━━━━━ Dataset records

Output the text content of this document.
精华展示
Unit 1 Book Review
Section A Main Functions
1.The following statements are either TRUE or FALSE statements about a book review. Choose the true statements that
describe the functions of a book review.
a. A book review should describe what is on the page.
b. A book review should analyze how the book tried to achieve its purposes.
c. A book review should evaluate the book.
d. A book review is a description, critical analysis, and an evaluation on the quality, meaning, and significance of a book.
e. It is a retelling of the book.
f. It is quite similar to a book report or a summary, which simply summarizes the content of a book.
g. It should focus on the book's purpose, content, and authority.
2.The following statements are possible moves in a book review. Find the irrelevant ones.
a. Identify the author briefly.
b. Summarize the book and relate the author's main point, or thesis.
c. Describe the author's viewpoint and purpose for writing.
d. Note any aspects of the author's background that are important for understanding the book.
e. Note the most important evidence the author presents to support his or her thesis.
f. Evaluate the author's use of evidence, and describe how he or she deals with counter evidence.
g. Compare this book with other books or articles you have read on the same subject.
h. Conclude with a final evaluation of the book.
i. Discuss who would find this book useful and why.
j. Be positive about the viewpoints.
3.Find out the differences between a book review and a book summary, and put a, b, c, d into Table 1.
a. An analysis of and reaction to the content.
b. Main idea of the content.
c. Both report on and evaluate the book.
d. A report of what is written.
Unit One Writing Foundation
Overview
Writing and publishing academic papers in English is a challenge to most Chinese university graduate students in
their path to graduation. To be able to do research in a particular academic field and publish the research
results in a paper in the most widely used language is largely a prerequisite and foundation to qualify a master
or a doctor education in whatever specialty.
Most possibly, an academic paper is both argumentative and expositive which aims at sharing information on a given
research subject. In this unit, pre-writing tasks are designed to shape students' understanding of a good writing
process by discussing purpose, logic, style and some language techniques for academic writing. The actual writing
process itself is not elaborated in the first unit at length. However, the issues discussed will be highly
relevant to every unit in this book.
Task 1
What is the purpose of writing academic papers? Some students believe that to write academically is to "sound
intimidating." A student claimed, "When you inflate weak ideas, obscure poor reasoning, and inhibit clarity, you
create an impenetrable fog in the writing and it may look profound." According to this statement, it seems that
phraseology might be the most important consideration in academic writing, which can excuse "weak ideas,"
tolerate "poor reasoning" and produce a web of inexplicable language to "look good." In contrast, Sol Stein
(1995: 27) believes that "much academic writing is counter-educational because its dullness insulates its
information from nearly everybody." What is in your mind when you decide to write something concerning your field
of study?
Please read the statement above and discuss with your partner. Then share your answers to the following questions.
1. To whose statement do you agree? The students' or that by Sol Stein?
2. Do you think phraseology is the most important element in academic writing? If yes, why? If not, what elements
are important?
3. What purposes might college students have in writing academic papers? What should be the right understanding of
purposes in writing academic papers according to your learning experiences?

━━━━━━━━━━

● Exercise directions:
Retype all of the material, keeping each line exact.

● Right answer:
Output the text content of this document.
精华展示
Unit 1 Book Review
Section A Main Functions
1.The following statements are either TRUE or FALSE statements about a book review. Choose the true statements that
describe the functions of a book review.
a. A book review should describe what is on the page.
b. A book review should analyze how the book tried to achieve its purposes.
c. A book review should evaluate the book.
d. A book review is a description, critical analysis, and an evaluation on the quality, meaning, and significance of a book.
e. It is a retelling of the book.
f. It is quite similar to a book report or a summary, which simply summarizes the content of a book.
g. It should focus on the book's purpose, content, and authority.
2.The following statements are possible moves in a book review. Find the irrelevant ones.
a. Identify the author briefly.
b. Summarize the book and relate the author's main point, or thesis.
c. Describe the author's viewpoint and purpose for writing.
d. Note any aspects of the author's background that are important for understanding the book.
e. Note the most important evidence the author presents to support his or her thesis.
f. Evaluate the author's use of evidence, and describe how he or she deals with counter evidence.
g. Compare this book with other books or articles you have read on the same subject.
h. Conclude with a final evaluation of the book.
i. Discuss who would find this book useful and why.
j. Be positive about the viewpoints.
3.Find out the differences between a book review and a book summary, and put a, b, c, d into Table 1.
a. An analysis of and reaction to the content.
b. Main idea of the content.
c. Both report on and evaluate the book.
d. A report of what is written.
Unit One Writing Foundation
Overview
Writing and publishing academic papers in English is a challenge to most Chinese university graduate students in
their path to graduation. To be able to do research in a particular academic field and publish the research
results in a paper in the most widely used language is largely a prerequisite and foundation to qualify a master
or a doctor education in whatever specialty.
Most possibly, an academic paper is both argumentative and expositive which aims at sharing information on a given
research subject. In this unit, pre-writing tasks are designed to shape students' understanding of a good writing
process by discussing purpose, logic, style and some language techniques for academic writing. The actual writing
process itself is not elaborated in the first unit at length. However, the issues discussed will be highly
relevant to every unit in this book.
Task 1
What is the purpose of writing academic papers? Some students believe that to write academically is to "sound
intimidating." A student claimed, "When you inflate weak ideas, obscure poor reasoning, and inhibit clarity, you
create an impenetrable fog in the writing and it may look profound." According to this statement, it seems that
phraseology might be the most important consideration in academic writing, which can excuse "weak ideas,"
tolerate "poor reasoning" and produce a web of inexplicable language to "look good." In contrast, Sol Stein
(1995: 27) believes that "much academic writing is counter-educational because its dullness insulates its
information from nearly everybody." What is in your mind when you decide to write something concerning your field
of study?
Please read the statement above and discuss with your partner. Then share your answers to the following questions.
1. To whose statement do you agree? The students' or that by Sol Stein?
2. Do you think phraseology is the most important element in academic writing? If yes, why? If not, what elements
are important?
3. What purposes might college students have in writing academic papers? What should be the right understanding of
purposes in writing academic papers according to your learning experiences?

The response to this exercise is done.